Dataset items
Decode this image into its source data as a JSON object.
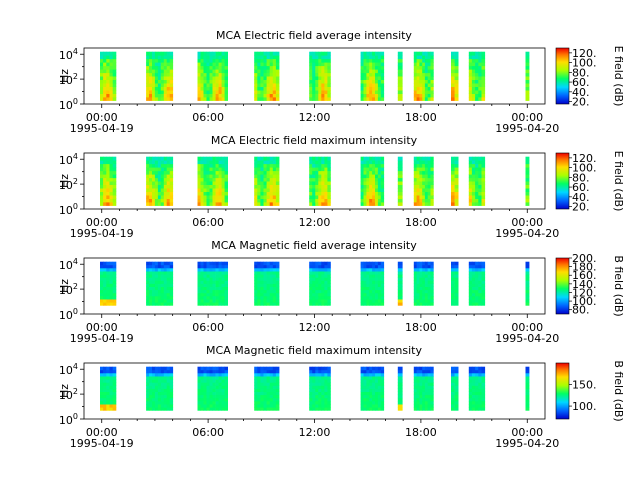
{
  "chart_data": [
    {
      "type": "heatmap",
      "title": "MCA  Electric field average intensity",
      "ylabel": "Hz",
      "y_scale": "log",
      "y_tick_labels": [
        "10^0",
        "10^2",
        "10^4"
      ],
      "ylim_exponent": [
        0,
        4.5
      ],
      "colorbar_label": "E field (dB)",
      "colorbar_range": [
        15,
        130
      ],
      "colorbar_ticks": [
        "20.",
        "40.",
        "60.",
        "80.",
        "100.",
        "120."
      ],
      "colormap": "rainbow",
      "dominant_level": 60
    },
    {
      "type": "heatmap",
      "title": "MCA  Electric field maximum intensity",
      "ylabel": "Hz",
      "y_scale": "log",
      "y_tick_labels": [
        "10^0",
        "10^2",
        "10^4"
      ],
      "ylim_exponent": [
        0,
        4.5
      ],
      "colorbar_label": "E field (dB)",
      "colorbar_range": [
        15,
        130
      ],
      "colorbar_ticks": [
        "20.",
        "40.",
        "60.",
        "80.",
        "100.",
        "120."
      ],
      "colormap": "rainbow",
      "dominant_level": 65
    },
    {
      "type": "heatmap",
      "title": "MCA  Magnetic field average intensity",
      "ylabel": "Hz",
      "y_scale": "log",
      "y_tick_labels": [
        "10^0",
        "10^2",
        "10^4"
      ],
      "ylim_exponent": [
        0,
        4.5
      ],
      "colorbar_label": "B field (dB)",
      "colorbar_range": [
        70,
        200
      ],
      "colorbar_ticks": [
        "80.",
        "100.",
        "120.",
        "140.",
        "160.",
        "180.",
        "200."
      ],
      "colormap": "rainbow",
      "dominant_level": 125
    },
    {
      "type": "heatmap",
      "title": "MCA  Magnetic field maximum intensity",
      "ylabel": "Hz",
      "y_scale": "log",
      "y_tick_labels": [
        "10^0",
        "10^2",
        "10^4"
      ],
      "ylim_exponent": [
        0,
        4.5
      ],
      "colorbar_label": "B field (dB)",
      "colorbar_range": [
        70,
        200
      ],
      "colorbar_ticks": [
        "100.",
        "150."
      ],
      "colormap": "rainbow",
      "dominant_level": 130
    }
  ],
  "time_axis": {
    "range_hours": [
      -1,
      25
    ],
    "tick_labels": [
      {
        "hour": 0,
        "label": "00:00"
      },
      {
        "hour": 6,
        "label": "06:00"
      },
      {
        "hour": 12,
        "label": "12:00"
      },
      {
        "hour": 18,
        "label": "18:00"
      },
      {
        "hour": 24,
        "label": "00:00"
      }
    ],
    "date_labels": [
      {
        "hour": 0,
        "label": "1995-04-19"
      },
      {
        "hour": 24,
        "label": "1995-04-20"
      }
    ]
  },
  "data_intervals_hours": [
    [
      -0.1,
      0.8
    ],
    [
      2.5,
      4.0
    ],
    [
      5.4,
      7.1
    ],
    [
      8.6,
      10.0
    ],
    [
      11.7,
      12.9
    ],
    [
      14.6,
      15.9
    ],
    [
      16.7,
      16.95
    ],
    [
      17.6,
      18.7
    ],
    [
      19.7,
      20.1
    ],
    [
      20.7,
      21.6
    ],
    [
      23.9,
      24.1
    ]
  ]
}
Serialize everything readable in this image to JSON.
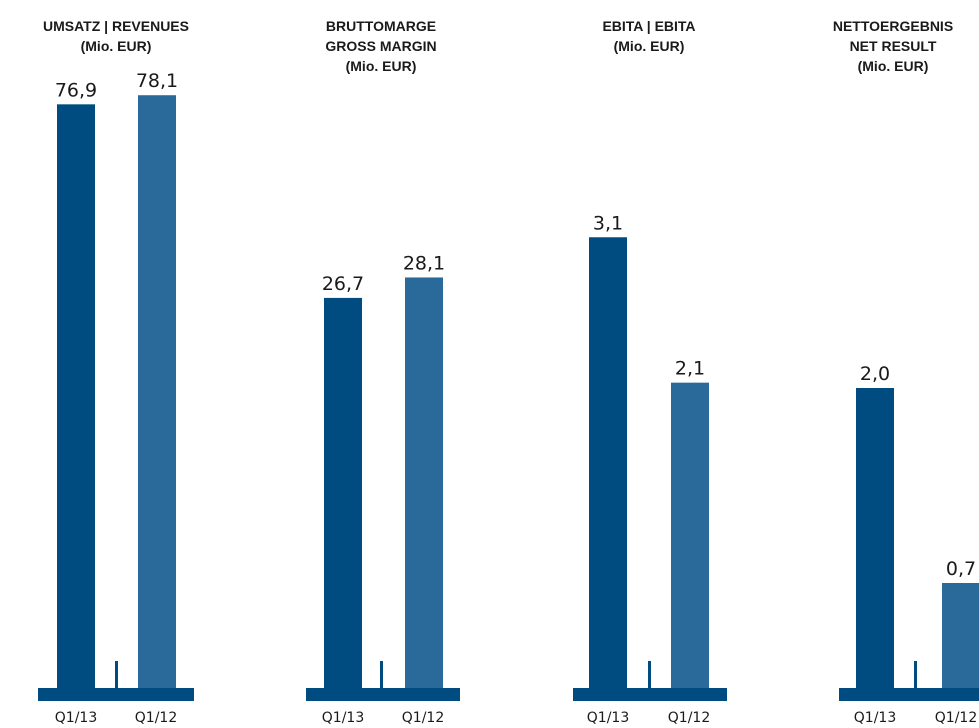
{
  "colors": {
    "current_year_bar": "#004b80",
    "previous_year_bar": "#2a6a9b",
    "baseline": "#004b80",
    "text": "#1a1a1a"
  },
  "chart_data": [
    {
      "type": "bar",
      "title": [
        "UMSATZ | REVENUES",
        "(Mio. EUR)"
      ],
      "categories": [
        "Q1/13",
        "Q1/12"
      ],
      "values": [
        76.9,
        78.1
      ],
      "value_labels": [
        "76,9",
        "78,1"
      ],
      "ylim": [
        0,
        80
      ],
      "grid": false,
      "legend": "none"
    },
    {
      "type": "bar",
      "title": [
        "BRUTTOMARGE",
        "GROSS MARGIN",
        "(Mio. EUR)"
      ],
      "categories": [
        "Q1/13",
        "Q1/12"
      ],
      "values": [
        26.7,
        28.1
      ],
      "value_labels": [
        "26,7",
        "28,1"
      ],
      "ylim": [
        0,
        42
      ],
      "grid": false,
      "legend": "none"
    },
    {
      "type": "bar",
      "title": [
        "EBITA | EBITA",
        "(Mio. EUR)"
      ],
      "categories": [
        "Q1/13",
        "Q1/12"
      ],
      "values": [
        3.1,
        2.1
      ],
      "value_labels": [
        "3,1",
        "2,1"
      ],
      "ylim": [
        0,
        4.2
      ],
      "grid": false,
      "legend": "none"
    },
    {
      "type": "bar",
      "title": [
        "NETTOERGEBNIS",
        "NET RESULT",
        "(Mio. EUR)"
      ],
      "categories": [
        "Q1/13",
        "Q1/12"
      ],
      "values": [
        2.0,
        0.7
      ],
      "value_labels": [
        "2,0",
        "0,7"
      ],
      "ylim": [
        0,
        3.2
      ],
      "grid": false,
      "legend": "none"
    }
  ]
}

**Task to complete**
Without including any picture, retype the entries exactly.

**Result of the exercise**
Decode this image into its source data as a JSON object.
{
  "chart_data": [
    {
      "type": "heatmap",
      "title": "MCA  Electric field average intensity",
      "ylabel": "Hz",
      "y_scale": "log",
      "y_tick_labels": [
        "10^0",
        "10^2",
        "10^4"
      ],
      "ylim_exponent": [
        0,
        4.5
      ],
      "colorbar_label": "E field (dB)",
      "colorbar_range": [
        15,
        130
      ],
      "colorbar_ticks": [
        "20.",
        "40.",
        "60.",
        "80.",
        "100.",
        "120."
      ],
      "colormap": "rainbow",
      "dominant_level": 60
    },
    {
      "type": "heatmap",
      "title": "MCA  Electric field maximum intensity",
      "ylabel": "Hz",
      "y_scale": "log",
      "y_tick_labels": [
        "10^0",
        "10^2",
        "10^4"
      ],
      "ylim_exponent": [
        0,
        4.5
      ],
      "colorbar_label": "E field (dB)",
      "colorbar_range": [
        15,
        130
      ],
      "colorbar_ticks": [
        "20.",
        "40.",
        "60.",
        "80.",
        "100.",
        "120."
      ],
      "colormap": "rainbow",
      "dominant_level": 65
    },
    {
      "type": "heatmap",
      "title": "MCA  Magnetic field average intensity",
      "ylabel": "Hz",
      "y_scale": "log",
      "y_tick_labels": [
        "10^0",
        "10^2",
        "10^4"
      ],
      "ylim_exponent": [
        0,
        4.5
      ],
      "colorbar_label": "B field (dB)",
      "colorbar_range": [
        70,
        200
      ],
      "colorbar_ticks": [
        "80.",
        "100.",
        "120.",
        "140.",
        "160.",
        "180.",
        "200."
      ],
      "colormap": "rainbow",
      "dominant_level": 125
    },
    {
      "type": "heatmap",
      "title": "MCA  Magnetic field maximum intensity",
      "ylabel": "Hz",
      "y_scale": "log",
      "y_tick_labels": [
        "10^0",
        "10^2",
        "10^4"
      ],
      "ylim_exponent": [
        0,
        4.5
      ],
      "colorbar_label": "B field (dB)",
      "colorbar_range": [
        70,
        200
      ],
      "colorbar_ticks": [
        "100.",
        "150."
      ],
      "colormap": "rainbow",
      "dominant_level": 130
    }
  ],
  "time_axis": {
    "range_hours": [
      -1,
      25
    ],
    "tick_labels": [
      {
        "hour": 0,
        "label": "00:00"
      },
      {
        "hour": 6,
        "label": "06:00"
      },
      {
        "hour": 12,
        "label": "12:00"
      },
      {
        "hour": 18,
        "label": "18:00"
      },
      {
        "hour": 24,
        "label": "00:00"
      }
    ],
    "date_labels": [
      {
        "hour": 0,
        "label": "1995-04-19"
      },
      {
        "hour": 24,
        "label": "1995-04-20"
      }
    ]
  },
  "data_intervals_hours": [
    [
      -0.1,
      0.8
    ],
    [
      2.5,
      4.0
    ],
    [
      5.4,
      7.1
    ],
    [
      8.6,
      10.0
    ],
    [
      11.7,
      12.9
    ],
    [
      14.6,
      15.9
    ],
    [
      16.7,
      16.95
    ],
    [
      17.6,
      18.7
    ],
    [
      19.7,
      20.1
    ],
    [
      20.7,
      21.6
    ],
    [
      23.9,
      24.1
    ]
  ]
}
Serialize everything readable in this image to JSON.
{
  "colors": {
    "current_year_bar": "#004b80",
    "previous_year_bar": "#2a6a9b",
    "baseline": "#004b80",
    "text": "#1a1a1a"
  },
  "chart_data": [
    {
      "type": "bar",
      "title": [
        "UMSATZ | REVENUES",
        "(Mio. EUR)"
      ],
      "categories": [
        "Q1/13",
        "Q1/12"
      ],
      "values": [
        76.9,
        78.1
      ],
      "value_labels": [
        "76,9",
        "78,1"
      ],
      "ylim": [
        0,
        80
      ],
      "grid": false,
      "legend": "none"
    },
    {
      "type": "bar",
      "title": [
        "BRUTTOMARGE",
        "GROSS MARGIN",
        "(Mio. EUR)"
      ],
      "categories": [
        "Q1/13",
        "Q1/12"
      ],
      "values": [
        26.7,
        28.1
      ],
      "value_labels": [
        "26,7",
        "28,1"
      ],
      "ylim": [
        0,
        42
      ],
      "grid": false,
      "legend": "none"
    },
    {
      "type": "bar",
      "title": [
        "EBITA | EBITA",
        "(Mio. EUR)"
      ],
      "categories": [
        "Q1/13",
        "Q1/12"
      ],
      "values": [
        3.1,
        2.1
      ],
      "value_labels": [
        "3,1",
        "2,1"
      ],
      "ylim": [
        0,
        4.2
      ],
      "grid": false,
      "legend": "none"
    },
    {
      "type": "bar",
      "title": [
        "NETTOERGEBNIS",
        "NET RESULT",
        "(Mio. EUR)"
      ],
      "categories": [
        "Q1/13",
        "Q1/12"
      ],
      "values": [
        2.0,
        0.7
      ],
      "value_labels": [
        "2,0",
        "0,7"
      ],
      "ylim": [
        0,
        3.2
      ],
      "grid": false,
      "legend": "none"
    }
  ]
}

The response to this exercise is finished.